[Excerpts from a layout annotation set]

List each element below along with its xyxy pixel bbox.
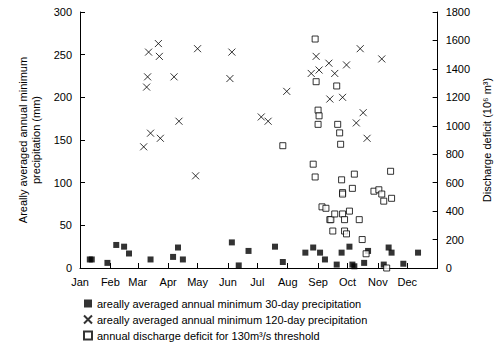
svg-text:150: 150	[54, 134, 72, 146]
svg-text:Oct: Oct	[339, 276, 356, 288]
svg-text:1200: 1200	[446, 91, 470, 103]
svg-text:areally averaged annual minimu: areally averaged annual minimum 120-day …	[97, 314, 367, 326]
svg-text:Mar: Mar	[128, 276, 147, 288]
svg-text:Jul: Jul	[250, 276, 264, 288]
svg-text:300: 300	[54, 6, 72, 18]
svg-text:Aug: Aug	[278, 276, 298, 288]
svg-text:Dec: Dec	[397, 276, 417, 288]
svg-text:May: May	[187, 276, 208, 288]
svg-text:Sep: Sep	[308, 276, 328, 288]
svg-text:areally averaged annual minimu: areally averaged annual minimum 30-day p…	[97, 298, 361, 310]
svg-text:annual discharge deficit for 1: annual discharge deficit for 130m³/s thr…	[97, 330, 320, 342]
svg-text:Feb: Feb	[101, 276, 120, 288]
svg-text:precipitation (mm): precipitation (mm)	[30, 96, 42, 184]
svg-text:1600: 1600	[446, 34, 470, 46]
svg-text:100: 100	[54, 177, 72, 189]
svg-text:200: 200	[446, 234, 464, 246]
svg-text:50: 50	[60, 219, 72, 231]
svg-text:1800: 1800	[446, 6, 470, 18]
svg-text:Jun: Jun	[219, 276, 237, 288]
svg-text:250: 250	[54, 49, 72, 61]
svg-text:200: 200	[54, 91, 72, 103]
svg-text:800: 800	[446, 148, 464, 160]
svg-text:0: 0	[446, 262, 452, 274]
svg-text:600: 600	[446, 177, 464, 189]
svg-text:Apr: Apr	[160, 276, 177, 288]
svg-text:Discharge deficit (10⁶ m³): Discharge deficit (10⁶ m³)	[481, 78, 493, 202]
svg-text:Jan: Jan	[71, 276, 89, 288]
svg-text:Areally averaged annual minimu: Areally averaged annual minimum	[17, 57, 29, 223]
svg-text:400: 400	[446, 205, 464, 217]
svg-text:0: 0	[66, 262, 72, 274]
svg-text:Nov: Nov	[368, 276, 388, 288]
svg-text:1000: 1000	[446, 120, 470, 132]
svg-text:1400: 1400	[446, 63, 470, 75]
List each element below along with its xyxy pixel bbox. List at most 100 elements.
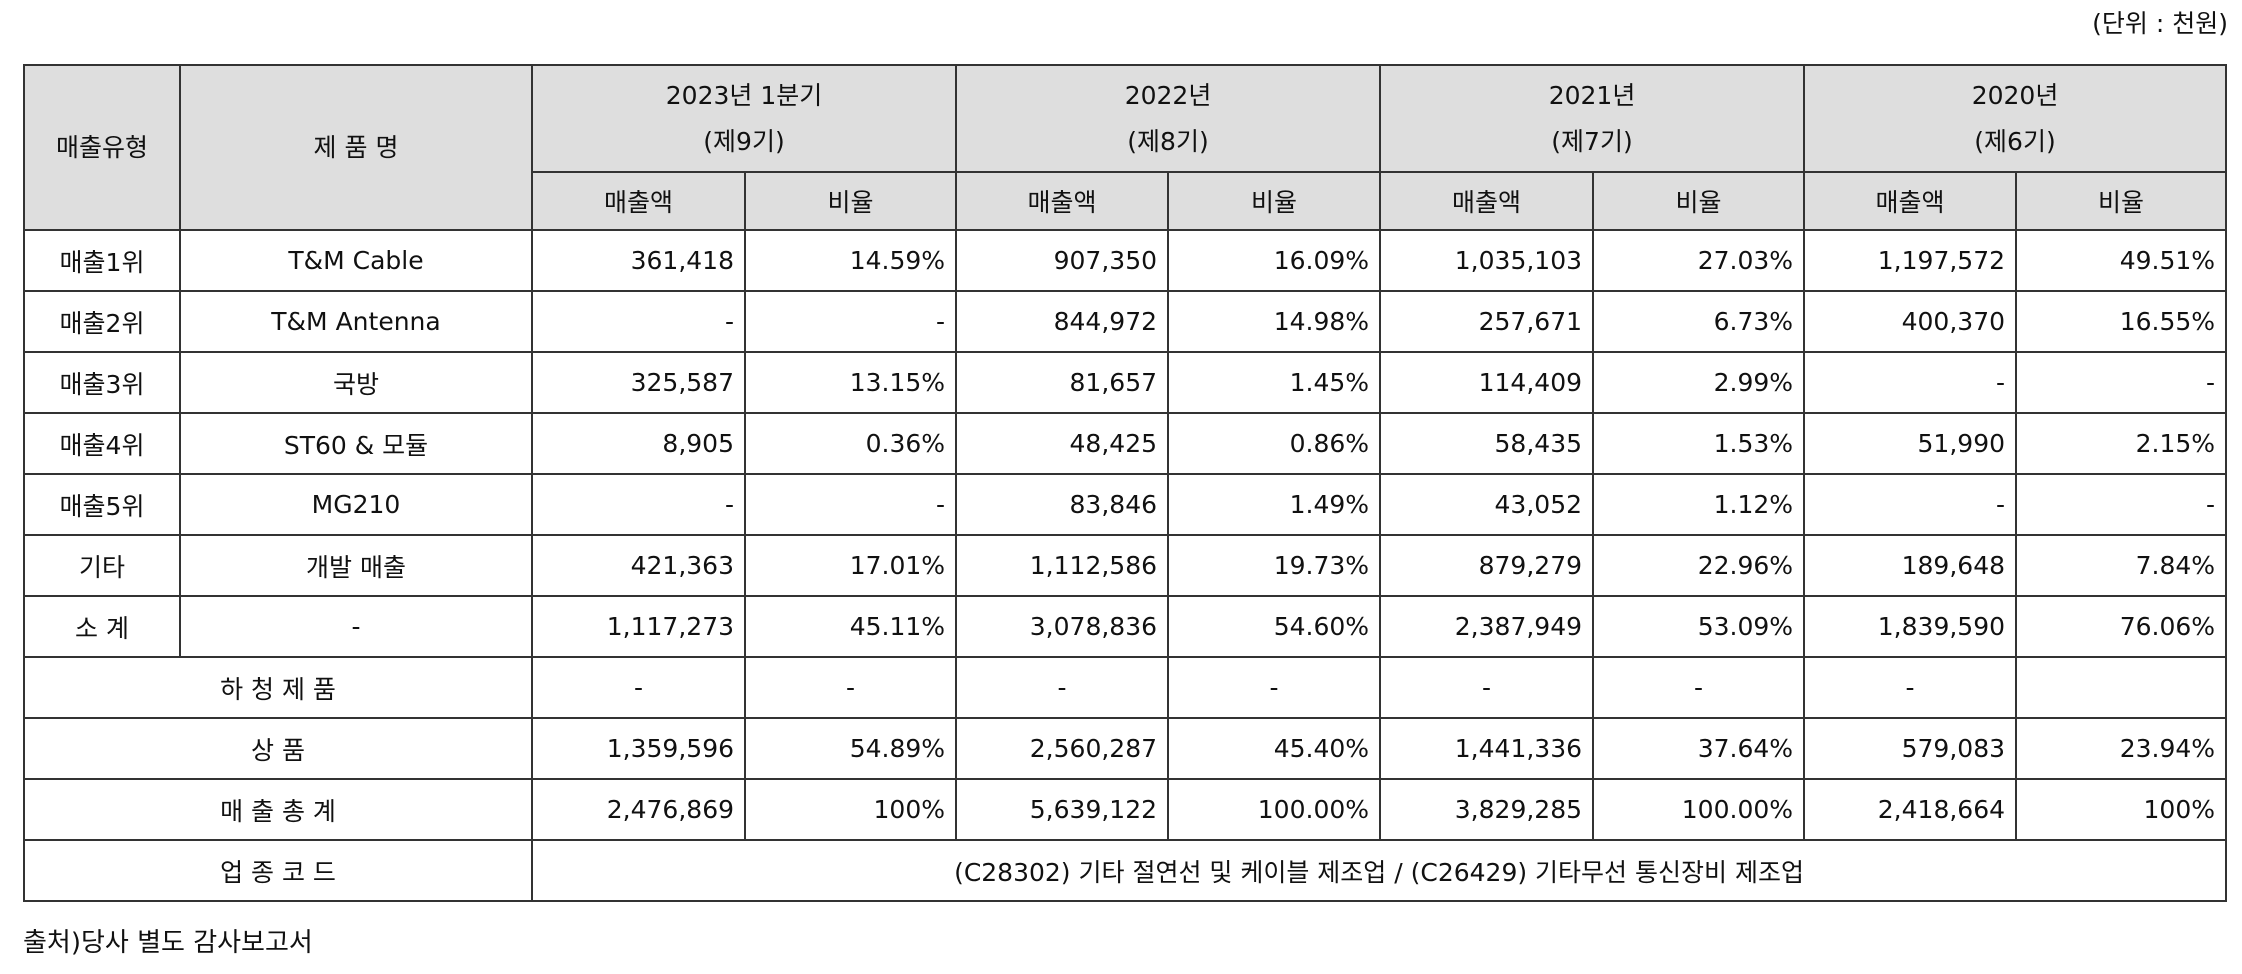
ratio-cell: 7.84%: [2015, 534, 2228, 597]
sales-amount-cell: -: [1803, 351, 2018, 414]
sales-amount-cell: 2,476,869: [531, 778, 746, 841]
sales-amount-cell: 3,078,836: [955, 595, 1170, 658]
summary-row: 상 품 1,359,596 54.89% 2,560,287 45.40% 1,441,3…: [23, 717, 2228, 780]
sales-amount-cell: 1,117,273: [531, 595, 746, 658]
table-row: 기타 개발 매출 421,363 17.01% 1,112,586 19.73% 879,2…: [23, 534, 2228, 597]
header-sales-amount: 매출액: [1379, 171, 1595, 231]
sales-amount-cell: 81,657: [955, 351, 1170, 414]
header-period: 2023년 1분기 (제9기): [530, 64, 958, 173]
sales-amount-cell: -: [1379, 656, 1595, 719]
sales-type-cell: 소 계: [23, 595, 181, 658]
ratio-cell: 16.09%: [1167, 229, 1382, 292]
ratio-cell: 1.12%: [1592, 473, 1806, 536]
sales-amount-cell: 51,990: [1803, 412, 2018, 475]
sales-amount-cell: 2,560,287: [955, 717, 1170, 780]
summary-label-cell: 하 청 제 품: [23, 656, 533, 719]
ratio-cell: 23.94%: [2015, 717, 2228, 780]
table-row: 소 계 -1,117,273 45.11% 3,078,836 54.60% 2,387,…: [23, 595, 2228, 658]
ratio-cell: -: [2015, 351, 2228, 414]
header-row-metrics: 매출액 비율 매출액 비율 매출액 비율 매출액 비율: [24, 171, 2228, 231]
period-year: 2022년: [1124, 80, 1212, 110]
period-year: 2020년: [1971, 80, 2059, 110]
ratio-cell: 1.45%: [1167, 351, 1382, 414]
summary-label-cell: 상 품: [23, 717, 533, 780]
sales-type-cell: 매출3위: [23, 351, 181, 414]
ratio-cell: 17.01%: [743, 534, 958, 597]
sales-amount-cell: 1,359,596: [531, 717, 746, 780]
industry-code-value: (C28302) 기타 절연선 및 케이블 제조업 / (C26429) 기타무…: [530, 839, 2228, 902]
ratio-cell: 6.73%: [1592, 290, 1806, 353]
ratio-cell: -: [1167, 656, 1382, 719]
period-term: (제8기): [1127, 126, 1209, 156]
product-name-cell: ST60 & 모듈: [179, 412, 533, 475]
header-ratio: 비율: [1167, 171, 1382, 231]
ratio-cell: 54.60%: [1167, 595, 1382, 658]
industry-code-label: 업 종 코 드: [23, 839, 533, 902]
sales-amount-cell: 400,370: [1803, 290, 2018, 353]
sales-type-cell: 매출1위: [23, 229, 181, 292]
sales-amount-cell: 48,425: [955, 412, 1170, 475]
period-term: (제7기): [1551, 126, 1633, 156]
sales-amount-cell: 5,639,122: [955, 778, 1170, 841]
header-sales-amount: 매출액: [955, 171, 1170, 231]
sales-amount-cell: 361,418: [531, 229, 746, 292]
sales-amount-cell: -: [531, 656, 746, 719]
ratio-cell: -: [2015, 473, 2228, 536]
ratio-cell: 37.64%: [1592, 717, 1806, 780]
period-year: 2021년: [1548, 80, 1636, 110]
sales-amount-cell: 58,435: [1379, 412, 1595, 475]
table-row: 매출1위 T&M Cable 361,418 14.59% 907,350 16.09% 1…: [23, 229, 2228, 292]
sales-amount-cell: 1,441,336: [1379, 717, 1595, 780]
ratio-cell: 45.40%: [1167, 717, 1382, 780]
sales-amount-cell: 579,083: [1803, 717, 2018, 780]
ratio-cell: 45.11%: [743, 595, 958, 658]
period-year: 2023년 1분기: [665, 80, 823, 110]
ratio-cell: 19.73%: [1167, 534, 1382, 597]
product-name-cell: 국방: [179, 351, 533, 414]
sales-amount-cell: 2,418,664: [1803, 778, 2018, 841]
header-period: 2022년 (제8기): [955, 64, 1382, 173]
sales-amount-cell: 421,363: [531, 534, 746, 597]
sales-amount-cell: 879,279: [1379, 534, 1595, 597]
sales-amount-cell: -: [1803, 473, 2018, 536]
ratio-cell: 100.00%: [1592, 778, 1806, 841]
sales-amount-cell: 844,972: [955, 290, 1170, 353]
summary-row: 매 출 총 계 2,476,869 100% 5,639,122 100.00% 3,82…: [23, 778, 2228, 841]
sales-amount-cell: 907,350: [955, 229, 1170, 292]
sales-amount-cell: -: [531, 290, 746, 353]
ratio-cell: 53.09%: [1592, 595, 1806, 658]
sales-amount-cell: 1,839,590: [1803, 595, 2018, 658]
sales-amount-cell: 2,387,949: [1379, 595, 1595, 658]
ratio-cell: -: [743, 656, 958, 719]
ratio-cell: 2.15%: [2015, 412, 2228, 475]
ratio-cell: 22.96%: [1592, 534, 1806, 597]
ratio-cell: -: [743, 290, 958, 353]
sales-type-cell: 기타: [23, 534, 181, 597]
sales-amount-cell: 83,846: [955, 473, 1170, 536]
industry-code-row: 업 종 코 드 (C28302) 기타 절연선 및 케이블 제조업 / (C264…: [23, 839, 2228, 902]
table-body: 매출1위 T&M Cable 361,418 14.59% 907,350 16.09% 1…: [23, 229, 2228, 902]
ratio-cell: 100%: [743, 778, 958, 841]
header-sales-amount: 매출액: [531, 171, 746, 231]
product-name-cell: -: [179, 595, 533, 658]
ratio-cell: 0.86%: [1167, 412, 1382, 475]
ratio-cell: 0.36%: [743, 412, 958, 475]
table-row: 매출3위 국방 325,587 13.15% 81,657 1.45% 114,409 2.9…: [23, 351, 2228, 414]
ratio-cell: 1.53%: [1592, 412, 1806, 475]
sales-amount-cell: 3,829,285: [1379, 778, 1595, 841]
summary-row: 하 청 제 품-------: [23, 656, 2228, 719]
ratio-cell: 54.89%: [743, 717, 958, 780]
table-row: 매출5위 MG210- -83,846 1.49% 43,052 1.12% - -: [23, 473, 2228, 536]
sales-type-cell: 매출5위: [23, 473, 181, 536]
ratio-cell: 76.06%: [2015, 595, 2228, 658]
ratio-cell: 13.15%: [743, 351, 958, 414]
ratio-cell: -: [743, 473, 958, 536]
ratio-cell: 16.55%: [2015, 290, 2228, 353]
sales-amount-cell: 1,112,586: [955, 534, 1170, 597]
ratio-cell: 14.98%: [1167, 290, 1382, 353]
sales-amount-cell: 325,587: [531, 351, 746, 414]
sales-amount-cell: 257,671: [1379, 290, 1595, 353]
sales-amount-cell: 189,648: [1803, 534, 2018, 597]
ratio-cell: 1.49%: [1167, 473, 1382, 536]
sales-type-cell: 매출2위: [23, 290, 181, 353]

(Work to do):
Locate every line in the material above that contains the string "pixel" and copy each one out in full.

(Solution to this task):
List each element below along with its xyxy pixel bbox.
List each element below along with its xyxy pixel bbox. List at most 100 elements.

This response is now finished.